— WHAT THE EXERCISE ASKS —
Go through the material below and copy each line where the word "derivatives" appears.

[Collected data entries]
- - -

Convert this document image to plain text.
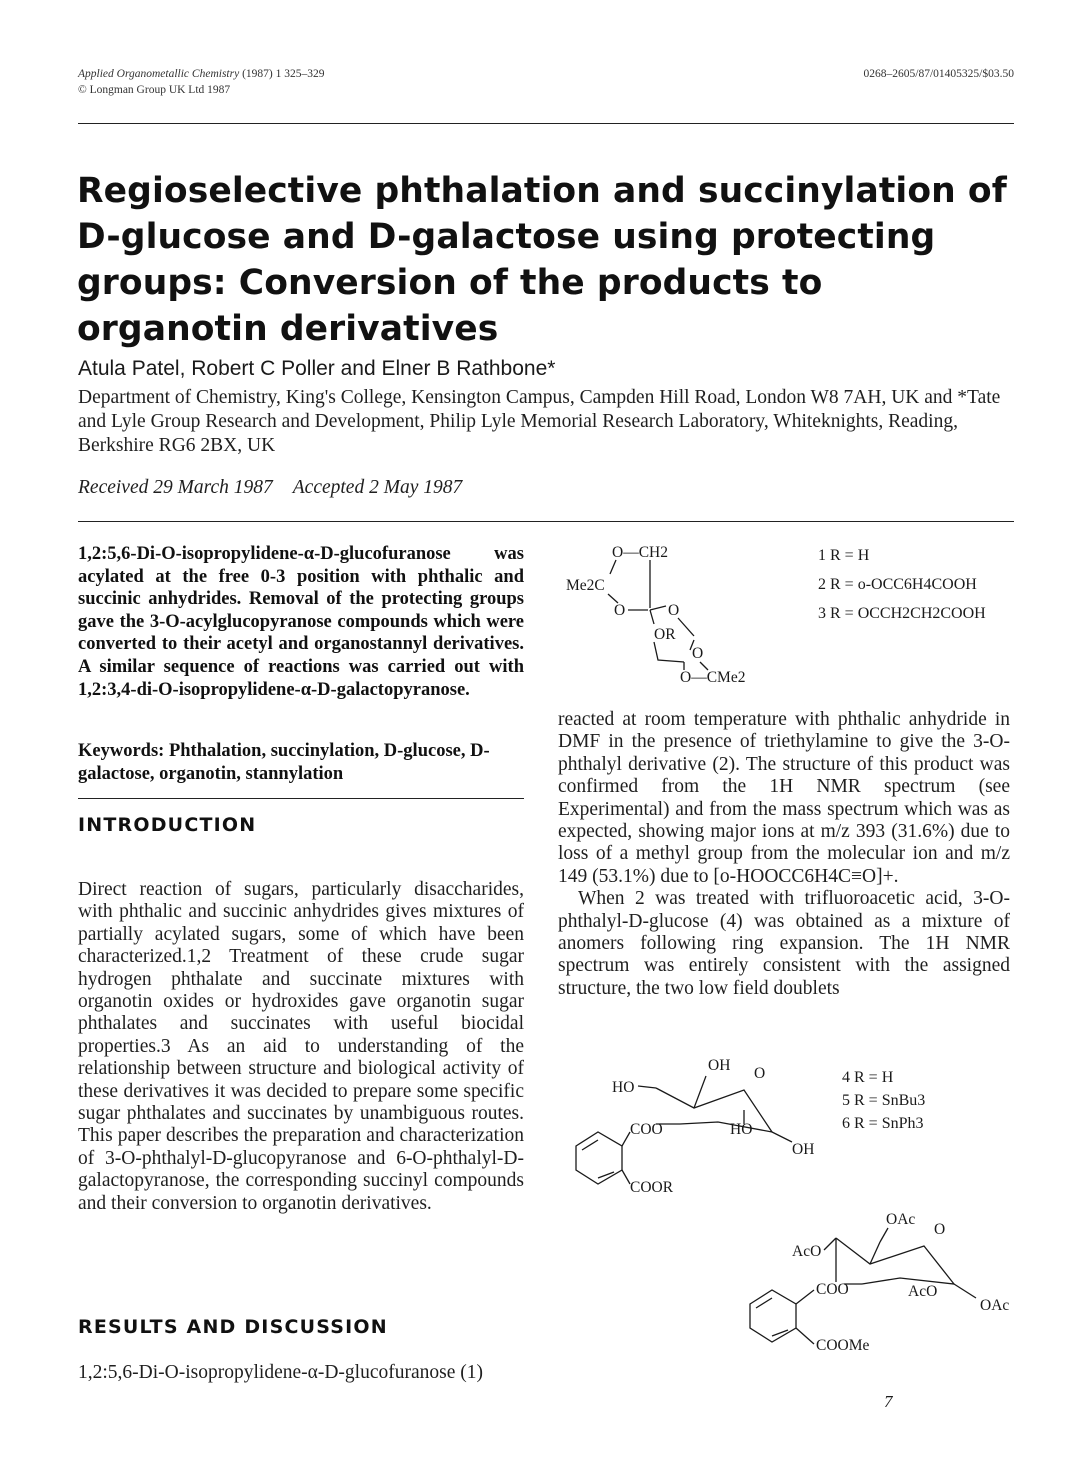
Applied Organometallic Chemistry (1987) 1 325–329
© Longman Group UK Ltd 1987
0268–2605/87/01405325/$03.50
Regioselective phthalation and succinylation of D-glucose and D-galactose using protecting groups: Conversion of the products to organotin derivatives
Atula Patel, Robert C Poller and Elner B Rathbone*
Department of Chemistry, King's College, Kensington Campus, Campden Hill Road, London W8 7AH, UK and *Tate and Lyle Group Research and Development, Philip Lyle Memorial Research Laboratory, Whiteknights, Reading, Berkshire RG6 2BX, UK
Received 29 March 1987 Accepted 2 May 1987
1,2:5,6-Di-O-isopropylidene-α-D-glucofuranose was acylated at the free 0-3 position with phthalic and succinic anhydrides. Removal of the protecting groups gave the 3-O-acylglucopyranose compounds which were converted to their acetyl and organostannyl derivatives. A similar sequence of reactions was carried out with 1,2:3,4-di-O-isopropylidene-α-D-galactopyranose.
Keywords: Phthalation, succinylation, D-glucose, D-galactose, organotin, stannylation
INTRODUCTION

Direct reaction of sugars, particularly disaccharides, with phthalic and succinic anhydrides gives mixtures of partially acylated sugars, some of which have been characterized.1,2 Treatment of these crude sugar hydrogen phthalate and succinate mixtures with organotin oxides or hydroxides gave organotin sugar phthalates and succinates with useful biocidal properties.3 As an aid to understanding of the relationship between structure and biological activity of these derivatives it was decided to prepare some specific sugar phthalates and succinates by unambiguous routes. This paper describes the preparation and characterization of 3-O-phthalyl-D-glucopyranose and 6-O-phthalyl-D-galactopyranose, the corresponding succinyl compounds and their conversion to organotin derivatives.

RESULTS AND DISCUSSION
1,2:5,6-Di-O-isopropylidene-α-D-glucofuranose (1)
O—CH2
Me2C
O	O
OR
O
O—CMe2
1 R = H
2 R = o-OCC6H4COOH
3 R = OCCH2CH2COOH

reacted at room temperature with phthalic anhydride in DMF in the presence of triethylamine to give the 3-O-phthalyl derivative (2). The structure of this product was confirmed from the 1H NMR spectrum (see Experimental) and from the mass spectrum which was as expected, showing major ions at m/z 393 (31.6%) due to loss of a methyl group from the molecular ion and m/z 149 (53.1%) due to [o-HOOCC6H4C≡O]+.

When 2 was treated with trifluoroacetic acid, 3-O-phthalyl-D-glucose (4) was obtained as a mixture of anomers following ring expansion. The 1H NMR spectrum was entirely consistent with the assigned structure, the two low field doublets

OH O
HO
COO	HO
OH
COOR
4 R = H
5 R = SnBu3
6 R = SnPh3
OAc
O
AcO
COO	AcO
OAc
COOMe
7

- - -

— OUTPUT OF THE EXERCISE —
Regioselective phthalation and succinylation of D-glucose and D-galactose using protecting groups: Conversion of the products to organotin derivatives
1,2:5,6-Di-O-isopropylidene-α-D-glucofuranose was acylated at the free 0-3 position with phthalic and succinic anhydrides. Removal of the protecting groups gave the 3-O-acylglucopyranose compounds which were converted to their acetyl and organostannyl derivatives. A similar sequence of reactions was carried out with 1,2:3,4-di-O-isopropylidene-α-D-galactopyranose.
Direct reaction of sugars, particularly disaccharides, with phthalic and succinic anhydrides gives mixtures of partially acylated sugars, some of which have been characterized.1,2 Treatment of these crude sugar hydrogen phthalate and succinate mixtures with organotin oxides or hydroxides gave organotin sugar phthalates and succinates with useful biocidal properties.3 As an aid to understanding of the relationship between structure and biological activity of these derivatives it was decided to prepare some specific sugar phthalates and succinates by unambiguous routes. This paper describes the preparation and characterization of 3-O-phthalyl-D-glucopyranose and 6-O-phthalyl-D-galactopyranose, the corresponding succinyl compounds and their conversion to organotin derivatives.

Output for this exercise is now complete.